* _REQUIRED TASK_
Can you turn every line of the material below into a Markdown table with the columns Row and Line, skipping blank lines and leaving the pictures out?
"""
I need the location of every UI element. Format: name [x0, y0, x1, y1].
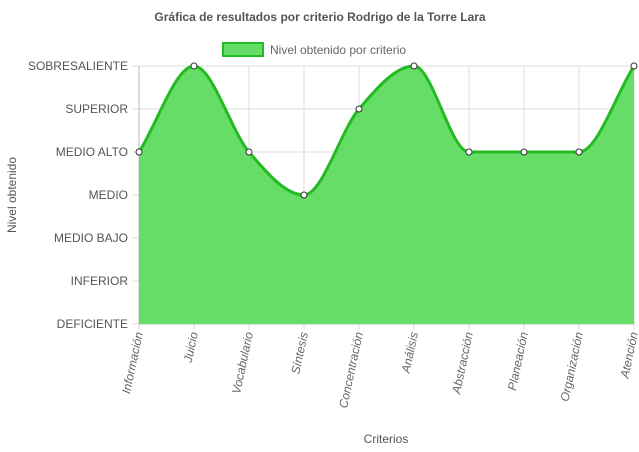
- x-axis-title: Criterios: [364, 432, 409, 446]
- x-tick-label: Abstracción: [449, 330, 476, 396]
- legend-swatch: [222, 42, 264, 57]
- data-point[interactable]: [520, 148, 528, 156]
- x-tick-label: Concentración: [336, 330, 366, 409]
- x-axis-ticks: Información Juicio Vocabulario Síntesis Conc…: [119, 330, 639, 409]
- series-line: [137, 64, 636, 197]
- x-tick-label: Síntesis: [288, 331, 311, 376]
- y-tick-label: DEFICIENTE: [57, 317, 128, 331]
- y-tick-label: SUPERIOR: [65, 102, 128, 116]
- y-tick-label: INFERIOR: [71, 274, 129, 288]
- x-tick-label: Vocabulario: [229, 330, 256, 395]
- x-tick-label: Atención: [617, 330, 639, 380]
- data-point[interactable]: [630, 62, 638, 70]
- legend[interactable]: Nivel obtenido por criterio: [222, 42, 406, 57]
- x-tick-label: Análisis: [398, 331, 421, 375]
- y-tick-label: MEDIO: [89, 188, 128, 202]
- x-tick-label: Juicio: [181, 330, 201, 364]
- y-tick-label: MEDIO BAJO: [54, 231, 128, 245]
- chart-title: Gráfica de resultados por criterio Rodri…: [154, 10, 486, 24]
- data-point[interactable]: [190, 62, 198, 70]
- data-points: [135, 62, 638, 199]
- y-axis-title: Nivel obtenido: [5, 157, 19, 233]
- data-point[interactable]: [300, 191, 308, 199]
- x-tick-label: Planeación: [505, 330, 531, 391]
- legend-label: Nivel obtenido por criterio: [270, 43, 406, 57]
- x-tick-label: Organización: [558, 330, 586, 402]
- plot-area: [137, 64, 636, 324]
- series-area: [139, 66, 634, 324]
- y-tick-label: SOBRESALIENTE: [28, 59, 128, 73]
- y-tick-label: MEDIO ALTO: [56, 145, 128, 159]
- y-axis-ticks: DEFICIENTE INFERIOR MEDIO BAJO MEDIO MEDIO A…: [28, 59, 128, 331]
- data-point[interactable]: [465, 148, 473, 156]
- data-point[interactable]: [135, 148, 143, 156]
- data-point[interactable]: [355, 105, 363, 113]
- x-tick-label: Información: [119, 330, 146, 395]
- data-point[interactable]: [245, 148, 253, 156]
- data-point[interactable]: [575, 148, 583, 156]
- data-point[interactable]: [410, 62, 418, 70]
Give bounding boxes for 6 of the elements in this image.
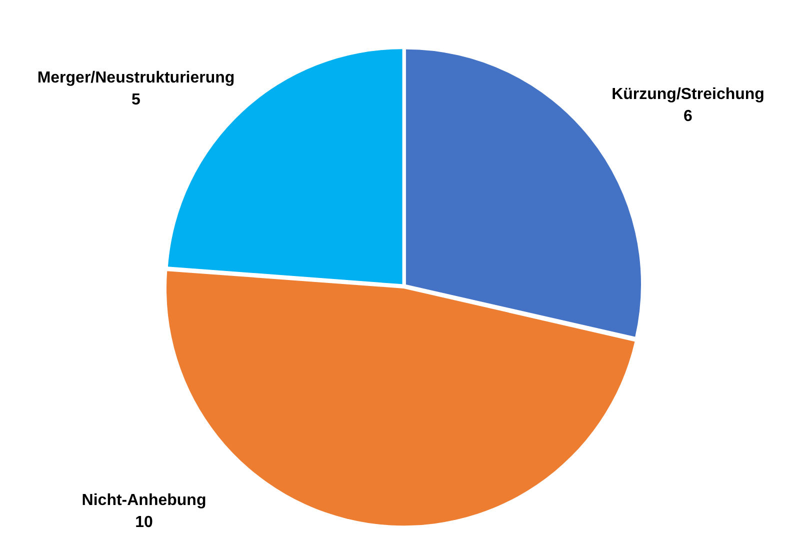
data-label: 5: [132, 91, 141, 108]
data-label: 10: [135, 514, 153, 531]
slice-label: Merger/Neustrukturierung: [37, 69, 235, 86]
slice-label: Nicht-Anhebung: [82, 492, 206, 509]
slice-label: Kürzung/Streichung: [612, 86, 764, 104]
data-label: 6: [684, 108, 693, 126]
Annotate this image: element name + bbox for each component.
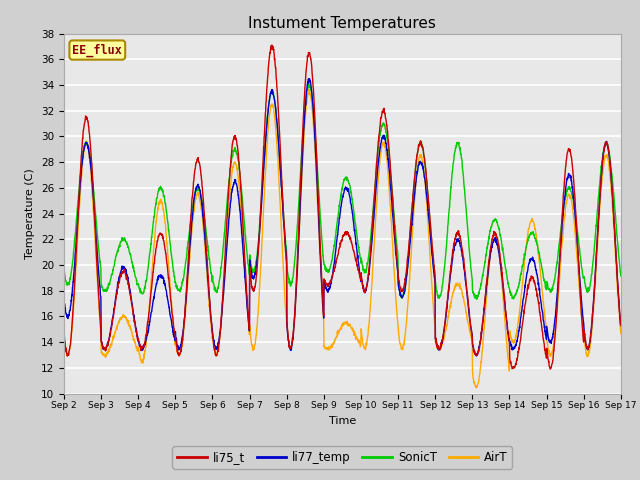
li75_t <box>617 323 625 328</box>
AirT <box>359 340 367 346</box>
li75_t <box>568 160 576 166</box>
Text: EE_flux: EE_flux <box>72 43 122 57</box>
X-axis label: Time: Time <box>329 416 356 426</box>
SonicT <box>505 283 513 289</box>
AirT <box>505 360 513 365</box>
SonicT <box>359 264 367 269</box>
li77_temp <box>305 76 313 82</box>
li75_t <box>268 42 276 48</box>
AirT <box>216 339 223 345</box>
AirT <box>371 232 379 238</box>
AirT <box>305 86 313 92</box>
AirT <box>60 332 68 338</box>
li75_t <box>60 329 68 335</box>
Legend: li75_t, li77_temp, SonicT, AirT: li75_t, li77_temp, SonicT, AirT <box>172 446 513 469</box>
li77_temp <box>505 336 513 342</box>
Line: li75_t: li75_t <box>64 45 621 369</box>
Y-axis label: Temperature (C): Temperature (C) <box>26 168 35 259</box>
SonicT <box>568 190 576 196</box>
li75_t <box>547 366 554 372</box>
SonicT <box>371 184 379 190</box>
li75_t <box>359 282 367 288</box>
li77_temp <box>216 335 223 341</box>
li75_t <box>504 333 512 339</box>
SonicT <box>216 278 223 284</box>
SonicT <box>584 288 591 294</box>
li77_temp <box>472 353 480 359</box>
li75_t <box>216 339 223 345</box>
li75_t <box>584 347 591 352</box>
SonicT <box>473 297 481 302</box>
li77_temp <box>568 182 576 188</box>
li77_temp <box>584 345 591 350</box>
Line: li77_temp: li77_temp <box>64 79 621 356</box>
AirT <box>472 385 480 391</box>
SonicT <box>617 273 625 279</box>
Line: AirT: AirT <box>64 89 621 388</box>
AirT <box>617 331 625 336</box>
li77_temp <box>359 282 367 288</box>
li75_t <box>371 188 379 193</box>
Line: SonicT: SonicT <box>64 84 621 300</box>
Title: Instument Temperatures: Instument Temperatures <box>248 16 436 31</box>
AirT <box>584 352 591 358</box>
SonicT <box>305 81 312 86</box>
li77_temp <box>617 323 625 328</box>
AirT <box>568 202 576 207</box>
li77_temp <box>371 203 379 208</box>
li77_temp <box>60 297 68 303</box>
SonicT <box>60 265 68 271</box>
"""
* _REPLY_
| Row | Line |
|---|---|
| 1 | I need the location of every UI element. Format: name [x0, y0, x1, y1]. |
| 2 | - x-axis-title: Criterios: [364, 432, 409, 446] |
| 3 | - x-tick-label: Abstracción: [449, 330, 476, 396] |
| 4 | - legend-swatch: [222, 42, 264, 57] |
| 5 | - data-point[interactable]: [520, 148, 528, 156] |
| 6 | - x-tick-label: Concentración: [336, 330, 366, 409] |
| 7 | - x-axis-ticks: Información Juicio Vocabulario Síntesis Conc…: [119, 330, 639, 409] |
| 8 | - series-line: [137, 64, 636, 197] |
| 9 | - x-tick-label: Síntesis: [288, 331, 311, 376] |
| 10 | - y-tick-label: DEFICIENTE: [57, 317, 128, 331] |
| 11 | - y-tick-label: SUPERIOR: [65, 102, 128, 116] |
| 12 | - y-tick-label: INFERIOR: [71, 274, 129, 288] |
| 13 | - x-tick-label: Vocabulario: [229, 330, 256, 395] |
| 14 | - x-tick-label: Atención: [617, 330, 639, 380] |
| 15 | - data-point[interactable]: [630, 62, 638, 70] |
| 16 | - legend[interactable]: Nivel obtenido por criterio: [222, 42, 406, 57] |
| 17 | - x-tick-label: Análisis: [398, 331, 421, 375] |
| 18 | - y-tick-label: MEDIO: [89, 188, 128, 202] |
| 19 | - x-tick-label: Juicio: [181, 330, 201, 364] |
| 20 | - y-tick-label: MEDIO BAJO: [54, 231, 128, 245] |
| 21 | - chart-title: Gráfica de resultados por criterio Rodri…: [154, 10, 486, 24] |
| 22 | - data-point[interactable]: [190, 62, 198, 70] |
| 23 | - data-points: [135, 62, 638, 199] |
| 24 | - y-axis-title: Nivel obtenido: [5, 157, 19, 233] |
| 25 | - data-point[interactable]: [300, 191, 308, 199] |
| 26 | - x-tick-label: Planeación: [505, 330, 531, 391] |
| 27 | - legend-label: Nivel obtenido por criterio: [270, 43, 406, 57] |
| 28 | - x-tick-label: Organización: [558, 330, 586, 402] |
| 29 | - plot-area: [137, 64, 636, 324] |
| 30 | - series-area: [139, 66, 634, 324] |
| 31 | - y-tick-label: SOBRESALIENTE: [28, 59, 128, 73] |
| 32 | - y-tick-label: MEDIO ALTO: [56, 145, 128, 159] |
| 33 | - y-axis-ticks: DEFICIENTE INFERIOR MEDIO BAJO MEDIO MEDIO A…: [28, 59, 128, 331] |
| 34 | - data-point[interactable]: [465, 148, 473, 156] |
| 35 | - data-point[interactable]: [135, 148, 143, 156] |
| 36 | - data-point[interactable]: [355, 105, 363, 113] |
| 37 | - x-tick-label: Información: [119, 330, 146, 395] |
| 38 | - data-point[interactable]: [245, 148, 253, 156] |
| 39 | - data-point[interactable]: [575, 148, 583, 156] |
| 40 | - data-point[interactable]: [410, 62, 418, 70] |
| 41 | Give bounding boxes for 6 of the elements in this image. |
| 42 | data-label: 5: [132, 91, 141, 108] |
| 43 | data-label: 10: [135, 514, 153, 531] |
| 44 | slice-label: Merger/Neustrukturierung: [37, 69, 235, 86] |
| 45 | slice-label: Nicht-Anhebung: [82, 492, 206, 509] |
| 46 | slice-label: Kürzung/Streichung: [612, 86, 764, 104] |
| 47 | data-label: 6: [684, 108, 693, 126] |
| 48 | Annotate this image: element name + bbox for each component. |
| 49 | li75_t <box>617 323 625 328</box> |
| 50 | AirT <box>359 340 367 346</box> |
| 51 | li75_t <box>568 160 576 166</box> |
| 52 | Text: EE_flux: EE_flux <box>72 43 122 57</box> |
| 53 | X-axis label: Time: Time <box>329 416 356 426</box> |
| 54 | SonicT <box>505 283 513 289</box> |
| 55 | AirT <box>505 360 513 365</box> |
| 56 | SonicT <box>359 264 367 269</box> |
| 57 | li77_temp <box>305 76 313 82</box> |
| 58 | li75_t <box>268 42 276 48</box> |
| 59 | AirT <box>216 339 223 345</box> |
| 60 | AirT <box>371 232 379 238</box> |
| 61 | AirT <box>305 86 313 92</box> |
| 62 | AirT <box>60 332 68 338</box> |
| 63 | li75_t <box>60 329 68 335</box> |
| 64 | Legend: li75_t, li77_temp, SonicT, AirT: li75_t, li77_temp, SonicT, AirT <box>172 446 513 469</box> |
| 65 | li77_temp <box>505 336 513 342</box> |
| 66 | Line: li75_t: li75_t <box>64 45 621 369</box> |
| 67 | Y-axis label: Temperature (C): Temperature (C) <box>26 168 35 259</box> |
| 68 | SonicT <box>568 190 576 196</box> |
| 69 | li75_t <box>547 366 554 372</box> |
| 70 | SonicT <box>371 184 379 190</box> |
| 71 | li75_t <box>359 282 367 288</box> |
| 72 | li77_temp <box>216 335 223 341</box> |
| 73 | li75_t <box>504 333 512 339</box> |
| 74 | SonicT <box>216 278 223 284</box> |
| 75 | SonicT <box>584 288 591 294</box> |
| 76 | li77_temp <box>472 353 480 359</box> |
| 77 | li75_t <box>216 339 223 345</box> |
| 78 | li75_t <box>584 347 591 352</box> |
| 79 | SonicT <box>473 297 481 302</box> |
| 80 | li77_temp <box>568 182 576 188</box> |
| 81 | li77_temp <box>584 345 591 350</box> |
| 82 | Line: li77_temp: li77_temp <box>64 79 621 356</box> |
| 83 | AirT <box>472 385 480 391</box> |
| 84 | SonicT <box>617 273 625 279</box> |
| 85 | Line: AirT: AirT <box>64 89 621 388</box> |
| 86 | AirT <box>617 331 625 336</box> |
| 87 | li77_temp <box>359 282 367 288</box> |
| 88 | li75_t <box>371 188 379 193</box> |
| 89 | Line: SonicT: SonicT <box>64 84 621 300</box> |
| 90 | Title: Instument Temperatures: Instument Temperatures <box>248 16 436 31</box> |
| 91 | AirT <box>584 352 591 358</box> |
| 92 | SonicT <box>305 81 312 86</box> |
| 93 | li77_temp <box>617 323 625 328</box> |
| 94 | AirT <box>568 202 576 207</box> |
| 95 | li77_temp <box>371 203 379 208</box> |
| 96 | li77_temp <box>60 297 68 303</box> |
| 97 | SonicT <box>60 265 68 271</box> |